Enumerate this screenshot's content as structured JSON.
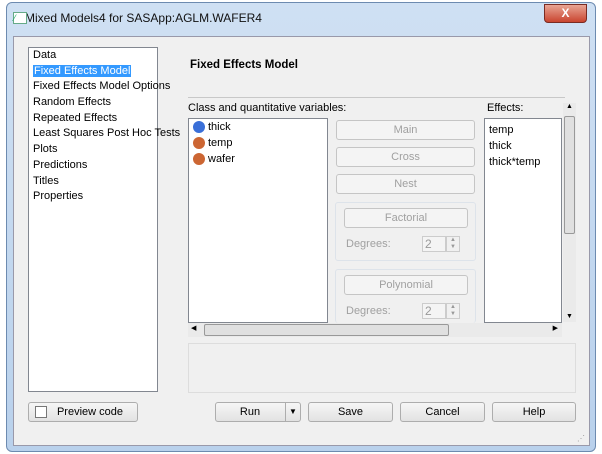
{
  "window": {
    "title": "Mixed Models4 for SASApp:AGLM.WAFER4",
    "close_label": "X"
  },
  "nav": {
    "items": [
      "Data",
      "Fixed Effects Model",
      "Fixed Effects Model Options",
      "Random Effects",
      "Repeated Effects",
      "Least Squares Post Hoc Tests",
      "Plots",
      "Predictions",
      "Titles",
      "Properties"
    ],
    "selected": 1
  },
  "panel": {
    "heading": "Fixed Effects Model",
    "variables_label": "Class and quantitative variables:",
    "effects_label": "Effects:",
    "variables": [
      {
        "name": "thick",
        "type": "quantitative"
      },
      {
        "name": "temp",
        "type": "class"
      },
      {
        "name": "wafer",
        "type": "class"
      }
    ],
    "buttons": {
      "main": "Main",
      "cross": "Cross",
      "nest": "Nest",
      "factorial": "Factorial",
      "polynomial": "Polynomial"
    },
    "degrees_label": "Degrees:",
    "factorial_degrees": "2",
    "polynomial_degrees": "2",
    "effects": [
      "temp",
      "thick",
      "thick*temp"
    ]
  },
  "footer": {
    "preview": "Preview code",
    "run": "Run",
    "save": "Save",
    "cancel": "Cancel",
    "help": "Help"
  }
}
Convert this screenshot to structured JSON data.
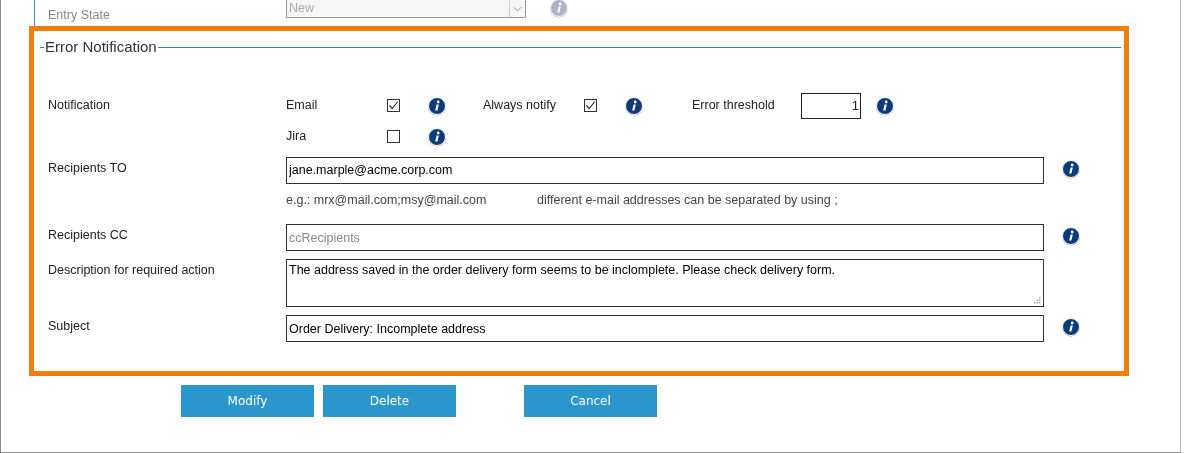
{
  "entry_state": {
    "label": "Entry State",
    "value": "New",
    "disabled": true
  },
  "error_notification": {
    "title": "Error Notification",
    "notification": {
      "label": "Notification",
      "options": [
        {
          "label": "Email",
          "checked": true
        },
        {
          "label": "Always notify",
          "checked": true
        },
        {
          "label": "Jira",
          "checked": false
        }
      ],
      "error_threshold": {
        "label": "Error threshold",
        "value": "1"
      }
    },
    "fields": [
      {
        "kind": "input",
        "label": "Recipients TO",
        "value": "jane.marple@acme.corp.com",
        "info": true,
        "hints": [
          "e.g.: mrx@mail.com;msy@mail.com",
          "different e-mail addresses can be separated by using ;"
        ]
      },
      {
        "kind": "input",
        "label": "Recipients CC",
        "placeholder": "ccRecipients",
        "info": true
      },
      {
        "kind": "textarea",
        "label": "Description for required action",
        "value": "The address saved in the order delivery form seems to be inclomplete. Please check delivery form.",
        "info": false
      },
      {
        "kind": "input",
        "label": "Subject",
        "value": "Order Delivery: Incomplete address",
        "info": true
      }
    ]
  },
  "buttons": [
    "Modify",
    "Delete",
    "Cancel"
  ]
}
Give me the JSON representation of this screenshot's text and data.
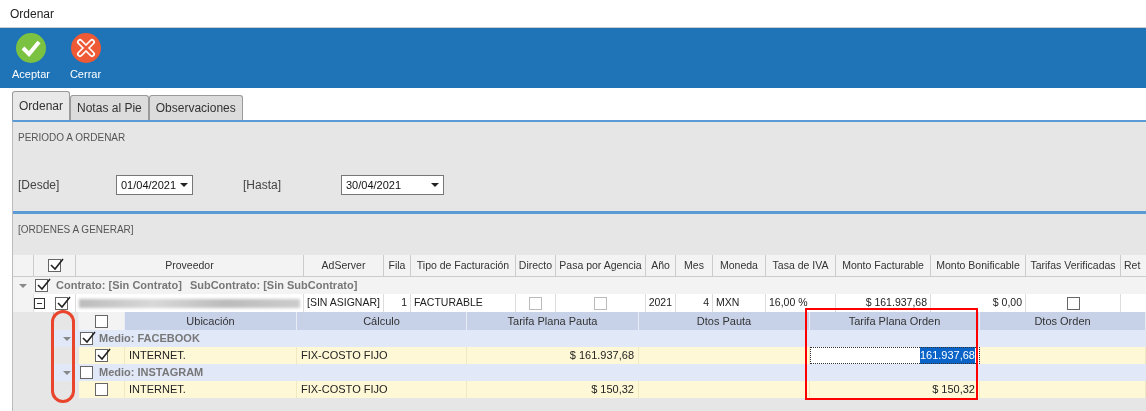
——
Problem to solve. Leave out the pictures and copy every record above exactly.

Written solution.
Enumerate this screenshot's content as structured JSON.
{
  "window": {
    "title": "Mixed Models4 for SASApp:AGLM.WAFER4",
    "close_label": "X"
  },
  "nav": {
    "items": [
      "Data",
      "Fixed Effects Model",
      "Fixed Effects Model Options",
      "Random Effects",
      "Repeated Effects",
      "Least Squares Post Hoc Tests",
      "Plots",
      "Predictions",
      "Titles",
      "Properties"
    ],
    "selected": 1
  },
  "panel": {
    "heading": "Fixed Effects Model",
    "variables_label": "Class and quantitative variables:",
    "effects_label": "Effects:",
    "variables": [
      {
        "name": "thick",
        "type": "quantitative"
      },
      {
        "name": "temp",
        "type": "class"
      },
      {
        "name": "wafer",
        "type": "class"
      }
    ],
    "buttons": {
      "main": "Main",
      "cross": "Cross",
      "nest": "Nest",
      "factorial": "Factorial",
      "polynomial": "Polynomial"
    },
    "degrees_label": "Degrees:",
    "factorial_degrees": "2",
    "polynomial_degrees": "2",
    "effects": [
      "temp",
      "thick",
      "thick*temp"
    ]
  },
  "footer": {
    "preview": "Preview code",
    "run": "Run",
    "save": "Save",
    "cancel": "Cancel",
    "help": "Help"
  }
}
Convert this screenshot to structured JSON data.
{
  "entry_state": {
    "label": "Entry State",
    "value": "New",
    "disabled": true
  },
  "error_notification": {
    "title": "Error Notification",
    "notification": {
      "label": "Notification",
      "options": [
        {
          "label": "Email",
          "checked": true
        },
        {
          "label": "Always notify",
          "checked": true
        },
        {
          "label": "Jira",
          "checked": false
        }
      ],
      "error_threshold": {
        "label": "Error threshold",
        "value": "1"
      }
    },
    "fields": [
      {
        "kind": "input",
        "label": "Recipients TO",
        "value": "jane.marple@acme.corp.com",
        "info": true,
        "hints": [
          "e.g.: mrx@mail.com;msy@mail.com",
          "different e-mail addresses can be separated by using ;"
        ]
      },
      {
        "kind": "input",
        "label": "Recipients CC",
        "placeholder": "ccRecipients",
        "info": true
      },
      {
        "kind": "textarea",
        "label": "Description for required action",
        "value": "The address saved in the order delivery form seems to be inclomplete. Please check delivery form.",
        "info": false
      },
      {
        "kind": "input",
        "label": "Subject",
        "value": "Order Delivery: Incomplete address",
        "info": true
      }
    ]
  },
  "buttons": [
    "Modify",
    "Delete",
    "Cancel"
  ]
}
Give me the JSON representation of this screenshot's text and data.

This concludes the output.